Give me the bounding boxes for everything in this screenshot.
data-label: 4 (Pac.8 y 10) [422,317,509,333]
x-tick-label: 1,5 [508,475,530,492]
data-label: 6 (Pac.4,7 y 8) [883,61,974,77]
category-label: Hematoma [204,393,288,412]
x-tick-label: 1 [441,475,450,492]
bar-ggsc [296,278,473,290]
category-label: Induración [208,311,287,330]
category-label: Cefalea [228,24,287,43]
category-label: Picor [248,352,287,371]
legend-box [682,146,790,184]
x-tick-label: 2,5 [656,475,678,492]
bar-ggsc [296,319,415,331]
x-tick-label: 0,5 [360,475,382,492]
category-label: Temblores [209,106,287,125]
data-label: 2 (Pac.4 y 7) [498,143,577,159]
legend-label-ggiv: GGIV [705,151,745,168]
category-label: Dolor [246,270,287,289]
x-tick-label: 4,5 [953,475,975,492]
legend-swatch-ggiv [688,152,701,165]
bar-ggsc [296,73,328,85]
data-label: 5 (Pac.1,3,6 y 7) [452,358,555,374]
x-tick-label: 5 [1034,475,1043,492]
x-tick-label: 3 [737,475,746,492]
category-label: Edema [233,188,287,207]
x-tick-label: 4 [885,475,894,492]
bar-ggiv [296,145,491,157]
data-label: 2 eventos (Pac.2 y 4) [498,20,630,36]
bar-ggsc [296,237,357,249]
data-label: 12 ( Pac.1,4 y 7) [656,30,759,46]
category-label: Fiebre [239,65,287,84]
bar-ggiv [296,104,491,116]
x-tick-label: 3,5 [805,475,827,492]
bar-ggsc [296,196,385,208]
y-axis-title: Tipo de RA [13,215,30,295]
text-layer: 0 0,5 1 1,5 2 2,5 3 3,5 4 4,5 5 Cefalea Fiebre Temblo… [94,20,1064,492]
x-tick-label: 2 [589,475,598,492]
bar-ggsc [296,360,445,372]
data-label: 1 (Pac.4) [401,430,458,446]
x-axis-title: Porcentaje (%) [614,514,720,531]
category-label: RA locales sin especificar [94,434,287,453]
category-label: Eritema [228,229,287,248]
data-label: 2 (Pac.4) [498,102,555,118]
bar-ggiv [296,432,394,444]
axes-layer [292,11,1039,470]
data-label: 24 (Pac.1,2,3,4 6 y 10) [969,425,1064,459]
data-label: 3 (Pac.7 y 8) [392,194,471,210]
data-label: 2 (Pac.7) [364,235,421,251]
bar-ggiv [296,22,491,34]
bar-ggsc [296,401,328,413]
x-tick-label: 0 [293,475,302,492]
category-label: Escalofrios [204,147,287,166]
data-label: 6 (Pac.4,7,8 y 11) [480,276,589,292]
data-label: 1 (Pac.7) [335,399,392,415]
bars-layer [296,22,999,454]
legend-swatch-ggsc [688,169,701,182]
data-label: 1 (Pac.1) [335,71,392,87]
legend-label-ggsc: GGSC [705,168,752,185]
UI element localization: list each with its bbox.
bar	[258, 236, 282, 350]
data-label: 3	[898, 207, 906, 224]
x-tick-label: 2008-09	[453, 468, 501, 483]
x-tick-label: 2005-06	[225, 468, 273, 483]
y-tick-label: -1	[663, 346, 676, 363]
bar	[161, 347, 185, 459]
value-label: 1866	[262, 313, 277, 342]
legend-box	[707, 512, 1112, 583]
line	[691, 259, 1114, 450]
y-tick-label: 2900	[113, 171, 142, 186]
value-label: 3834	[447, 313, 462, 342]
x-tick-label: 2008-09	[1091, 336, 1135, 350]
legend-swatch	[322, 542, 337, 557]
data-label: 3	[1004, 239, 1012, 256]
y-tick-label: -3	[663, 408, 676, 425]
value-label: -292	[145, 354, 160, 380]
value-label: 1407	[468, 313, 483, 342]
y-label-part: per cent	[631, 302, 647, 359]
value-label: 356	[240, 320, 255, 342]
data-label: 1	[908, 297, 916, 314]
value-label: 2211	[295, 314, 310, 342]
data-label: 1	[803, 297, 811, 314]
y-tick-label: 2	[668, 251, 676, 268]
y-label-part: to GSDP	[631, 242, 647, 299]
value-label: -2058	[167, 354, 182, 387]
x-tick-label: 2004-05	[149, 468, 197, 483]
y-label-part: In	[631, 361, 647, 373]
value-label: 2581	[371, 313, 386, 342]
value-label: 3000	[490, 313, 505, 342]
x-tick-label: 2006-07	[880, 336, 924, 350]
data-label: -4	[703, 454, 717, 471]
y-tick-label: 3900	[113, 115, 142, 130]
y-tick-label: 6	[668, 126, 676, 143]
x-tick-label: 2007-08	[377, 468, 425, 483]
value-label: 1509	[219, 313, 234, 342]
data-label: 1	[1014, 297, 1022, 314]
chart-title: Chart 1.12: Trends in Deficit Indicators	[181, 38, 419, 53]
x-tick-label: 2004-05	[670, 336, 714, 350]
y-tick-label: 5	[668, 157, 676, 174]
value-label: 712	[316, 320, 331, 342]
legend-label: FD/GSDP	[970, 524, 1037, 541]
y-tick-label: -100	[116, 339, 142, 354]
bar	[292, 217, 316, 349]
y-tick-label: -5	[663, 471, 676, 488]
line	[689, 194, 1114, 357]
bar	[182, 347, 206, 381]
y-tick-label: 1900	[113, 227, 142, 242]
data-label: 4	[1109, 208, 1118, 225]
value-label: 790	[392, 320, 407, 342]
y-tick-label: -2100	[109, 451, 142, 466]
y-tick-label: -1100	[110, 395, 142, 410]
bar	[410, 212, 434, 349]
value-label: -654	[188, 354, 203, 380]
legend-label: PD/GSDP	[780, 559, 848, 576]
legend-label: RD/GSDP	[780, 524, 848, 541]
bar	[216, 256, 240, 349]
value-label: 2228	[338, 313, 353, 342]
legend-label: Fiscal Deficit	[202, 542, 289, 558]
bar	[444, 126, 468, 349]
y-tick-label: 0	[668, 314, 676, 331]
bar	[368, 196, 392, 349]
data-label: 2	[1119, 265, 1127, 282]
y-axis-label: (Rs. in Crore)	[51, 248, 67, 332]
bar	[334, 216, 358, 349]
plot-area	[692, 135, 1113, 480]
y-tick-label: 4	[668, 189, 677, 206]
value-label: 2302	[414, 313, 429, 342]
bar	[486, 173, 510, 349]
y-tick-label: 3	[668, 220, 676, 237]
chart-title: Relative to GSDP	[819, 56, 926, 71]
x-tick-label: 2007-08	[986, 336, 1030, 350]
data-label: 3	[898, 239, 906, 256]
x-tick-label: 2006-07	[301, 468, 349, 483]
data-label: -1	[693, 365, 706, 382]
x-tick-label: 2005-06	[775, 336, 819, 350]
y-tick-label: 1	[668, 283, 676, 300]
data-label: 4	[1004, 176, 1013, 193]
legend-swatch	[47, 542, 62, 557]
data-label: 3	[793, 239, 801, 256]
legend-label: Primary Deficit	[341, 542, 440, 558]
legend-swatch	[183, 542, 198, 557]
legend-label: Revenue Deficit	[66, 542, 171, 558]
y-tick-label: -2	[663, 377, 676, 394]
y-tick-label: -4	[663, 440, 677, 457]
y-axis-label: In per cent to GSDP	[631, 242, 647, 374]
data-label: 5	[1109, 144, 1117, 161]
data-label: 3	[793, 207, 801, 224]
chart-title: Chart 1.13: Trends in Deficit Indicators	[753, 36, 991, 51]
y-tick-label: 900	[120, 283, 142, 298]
*****
Short problem: Turn all the data above into a Markdown table with the columns Row and Content, numbering each line in Row and placing its text in Content. Leave out blank lines.

Exercise response:
| Row | Content |
|---|---|
| 1 | Give me the bounding boxes for everything in this screenshot. |
| 2 | data-label: 4 (Pac.8 y 10) [422,317,509,333] |
| 3 | x-tick-label: 1,5 [508,475,530,492] |
| 4 | data-label: 6 (Pac.4,7 y 8) [883,61,974,77] |
| 5 | category-label: Hematoma [204,393,288,412] |
| 6 | x-tick-label: 1 [441,475,450,492] |
| 7 | bar-ggsc [296,278,473,290] |
| 8 | category-label: Induración [208,311,287,330] |
| 9 | category-label: Cefalea [228,24,287,43] |
| 10 | category-label: Picor [248,352,287,371] |
| 11 | legend-box [682,146,790,184] |
| 12 | x-tick-label: 2,5 [656,475,678,492] |
| 13 | bar-ggsc [296,319,415,331] |
| 14 | x-tick-label: 0,5 [360,475,382,492] |
| 15 | category-label: Temblores [209,106,287,125] |
| 16 | data-label: 2 (Pac.4 y 7) [498,143,577,159] |
| 17 | legend-label-ggiv: GGIV [705,151,745,168] |
| 18 | category-label: Dolor [246,270,287,289] |
| 19 | x-tick-label: 4,5 [953,475,975,492] |
| 20 | legend-swatch-ggiv [688,152,701,165] |
| 21 | bar-ggsc [296,73,328,85] |
| 22 | data-label: 5 (Pac.1,3,6 y 7) [452,358,555,374] |
| 23 | x-tick-label: 5 [1034,475,1043,492] |
| 24 | x-tick-label: 3 [737,475,746,492] |
| 25 | category-label: Edema [233,188,287,207] |
| 26 | x-tick-label: 4 [885,475,894,492] |
| 27 | bar-ggiv [296,145,491,157] |
| 28 | data-label: 2 eventos (Pac.2 y 4) [498,20,630,36] |
| 29 | bar-ggsc [296,237,357,249] |
| 30 | data-label: 12 ( Pac.1,4 y 7) [656,30,759,46] |
| 31 | category-label: Fiebre [239,65,287,84] |
| 32 | bar-ggiv [296,104,491,116] |
| 33 | x-tick-label: 3,5 [805,475,827,492] |
| 34 | bar-ggsc [296,196,385,208] |
| 35 | y-axis-title: Tipo de RA [13,215,30,295] |
| 36 | text-layer: 0 0,5 1 1,5 2 2,5 3 3,5 4 4,5 5 Cefalea Fiebre Temblo… [94,20,1064,492] |
| 37 | x-tick-label: 2 [589,475,598,492] |
| 38 | bar-ggsc [296,360,445,372] |
| 39 | data-label: 1 (Pac.4) [401,430,458,446] |
| 40 | x-axis-title: Porcentaje (%) [614,514,720,531] |
| 41 | category-label: RA locales sin especificar [94,434,287,453] |
| 42 | category-label: Eritema [228,229,287,248] |
| 43 | data-label: 2 (Pac.4) [498,102,555,118] |
| 44 | bar-ggiv [296,432,394,444] |
| 45 | axes-layer [292,11,1039,470] |
| 46 | data-label: 24 (Pac.1,2,3,4 6 y 10) [969,425,1064,459] |
| 47 | data-label: 3 (Pac.7 y 8) [392,194,471,210] |
| 48 | data-label: 2 (Pac.7) [364,235,421,251] |
| 49 | bar-ggiv [296,22,491,34] |
| 50 | bar-ggsc [296,401,328,413] |
| 51 | x-tick-label: 0 [293,475,302,492] |
| 52 | category-label: Escalofrios [204,147,287,166] |
| 53 | data-label: 6 (Pac.4,7,8 y 11) [480,276,589,292] |
| 54 | data-label: 1 (Pac.7) [335,399,392,415] |
| 55 | bars-layer [296,22,999,454] |
| 56 | legend-swatch-ggsc [688,169,701,182] |
| 57 | data-label: 1 (Pac.1) [335,71,392,87] |
| 58 | legend-label-ggsc: GGSC [705,168,752,185] |
| 59 | UI element localization: list each with its bbox. |
| 60 | bar	[258, 236, 282, 350] |
| 61 | data-label: 3	[898, 207, 906, 224] |
| 62 | x-tick-label: 2008-09	[453, 468, 501, 483] |
| 63 | x-tick-label: 2005-06	[225, 468, 273, 483] |
| 64 | y-tick-label: -1	[663, 346, 676, 363] |
| 65 | bar	[161, 347, 185, 459] |
| 66 | value-label: 1866	[262, 313, 277, 342] |
| 67 | legend-box	[707, 512, 1112, 583] |
| 68 | line	[691, 259, 1114, 450] |
| 69 | y-tick-label: 2900	[113, 171, 142, 186] |
| 70 | value-label: 3834	[447, 313, 462, 342] |
| 71 | x-tick-label: 2008-09	[1091, 336, 1135, 350] |
| 72 | legend-swatch	[322, 542, 337, 557] |
| 73 | data-label: 3	[1004, 239, 1012, 256] |
| 74 | y-tick-label: -3	[663, 408, 676, 425] |
| 75 | value-label: -292	[145, 354, 160, 380] |
| 76 | value-label: 1407	[468, 313, 483, 342] |
| 77 | y-label-part: per cent	[631, 302, 647, 359] |
| 78 | value-label: 356	[240, 320, 255, 342] |
| 79 | data-label: 1	[908, 297, 916, 314] |
| 80 | value-label: 2211	[295, 314, 310, 342] |
| 81 | data-label: 1	[803, 297, 811, 314] |
| 82 | y-tick-label: 2	[668, 251, 676, 268] |
| 83 | y-label-part: to GSDP	[631, 242, 647, 299] |
| 84 | value-label: -2058	[167, 354, 182, 387] |
| 85 | x-tick-label: 2004-05	[149, 468, 197, 483] |
| 86 | y-label-part: In	[631, 361, 647, 373] |
| 87 | value-label: 2581	[371, 313, 386, 342] |
| 88 | value-label: 3000	[490, 313, 505, 342] |
| 89 | x-tick-label: 2006-07	[880, 336, 924, 350] |
| 90 | data-label: -4	[703, 454, 717, 471] |
| 91 | y-tick-label: 3900	[113, 115, 142, 130] |
| 92 | y-tick-label: 6	[668, 126, 676, 143] |
| 93 | x-tick-label: 2007-08	[377, 468, 425, 483] |
| 94 | value-label: 1509	[219, 313, 234, 342] |
| 95 | data-label: 1	[1014, 297, 1022, 314] |
| 96 | chart-title: Chart 1.12: Trends in Deficit Indicators	[181, 38, 419, 53] |
| 97 | x-tick-label: 2004-05	[670, 336, 714, 350] |
| 98 | y-tick-label: 5	[668, 157, 676, 174] |
| 99 | value-label: 712	[316, 320, 331, 342] |
| 100 | legend-label: FD/GSDP	[970, 524, 1037, 541] |
| 101 | y-tick-label: -100	[116, 339, 142, 354] |
| 102 | bar	[292, 217, 316, 349] |
| 103 | y-tick-label: -5	[663, 471, 676, 488] |
| 104 | line	[689, 194, 1114, 357] |
| 105 | bar	[182, 347, 206, 381] |
| 106 | y-tick-label: 1900	[113, 227, 142, 242] |
| 107 | data-label: 4	[1109, 208, 1118, 225] |
| 108 | value-label: 790	[392, 320, 407, 342] |
| 109 | y-tick-label: -2100	[109, 451, 142, 466] |
| 110 | y-tick-label: -1100	[110, 395, 142, 410] |
| 111 | bar	[410, 212, 434, 349] |
| 112 | value-label: -654	[188, 354, 203, 380] |
| 113 | legend-label: PD/GSDP	[780, 559, 848, 576] |
| 114 | legend-label: RD/GSDP	[780, 524, 848, 541] |
| 115 | bar	[216, 256, 240, 349] |
| 116 | value-label: 2228	[338, 313, 353, 342] |
| 117 | legend-label: Fiscal Deficit	[202, 542, 289, 558] |
| 118 | bar	[444, 126, 468, 349] |
| 119 | y-tick-label: 0	[668, 314, 676, 331] |
| 120 | bar	[368, 196, 392, 349] |
| 121 | data-label: 2	[1119, 265, 1127, 282] |
| 122 | y-axis-label: (Rs. in Crore)	[51, 248, 67, 332] |
| 123 | bar	[334, 216, 358, 349] |
| 124 | plot-area	[692, 135, 1113, 480] |
| 125 | y-tick-label: 4	[668, 189, 677, 206] |
| 126 | value-label: 2302	[414, 313, 429, 342] |
| 127 | bar	[486, 173, 510, 349] |
| 128 | y-tick-label: 3	[668, 220, 676, 237] |
| 129 | chart-title: Relative to GSDP	[819, 56, 926, 71] |
| 130 | x-tick-label: 2007-08	[986, 336, 1030, 350] |
| 131 | data-label: 3	[898, 239, 906, 256] |
| 132 | x-tick-label: 2006-07	[301, 468, 349, 483] |
| 133 | data-label: -1	[693, 365, 706, 382] |
| 134 | x-tick-label: 2005-06	[775, 336, 819, 350] |
| 135 | y-tick-label: 1	[668, 283, 676, 300] |
| 136 | data-label: 4	[1004, 176, 1013, 193] |
| 137 | legend-swatch	[47, 542, 62, 557] |
| 138 | data-label: 3	[793, 239, 801, 256] |
| 139 | legend-label: Primary Deficit	[341, 542, 440, 558] |
| 140 | legend-swatch	[183, 542, 198, 557] |
| 141 | legend-label: Revenue Deficit	[66, 542, 171, 558] |
| 142 | y-tick-label: -2	[663, 377, 676, 394] |
| 143 | y-tick-label: -4	[663, 440, 677, 457] |
| 144 | y-axis-label: In per cent to GSDP	[631, 242, 647, 374] |
| 145 | data-label: 5	[1109, 144, 1117, 161] |
| 146 | data-label: 3	[793, 207, 801, 224] |
| 147 | chart-title: Chart 1.13: Trends in Deficit Indicators	[753, 36, 991, 51] |
| 148 | y-tick-label: 900	[120, 283, 142, 298] |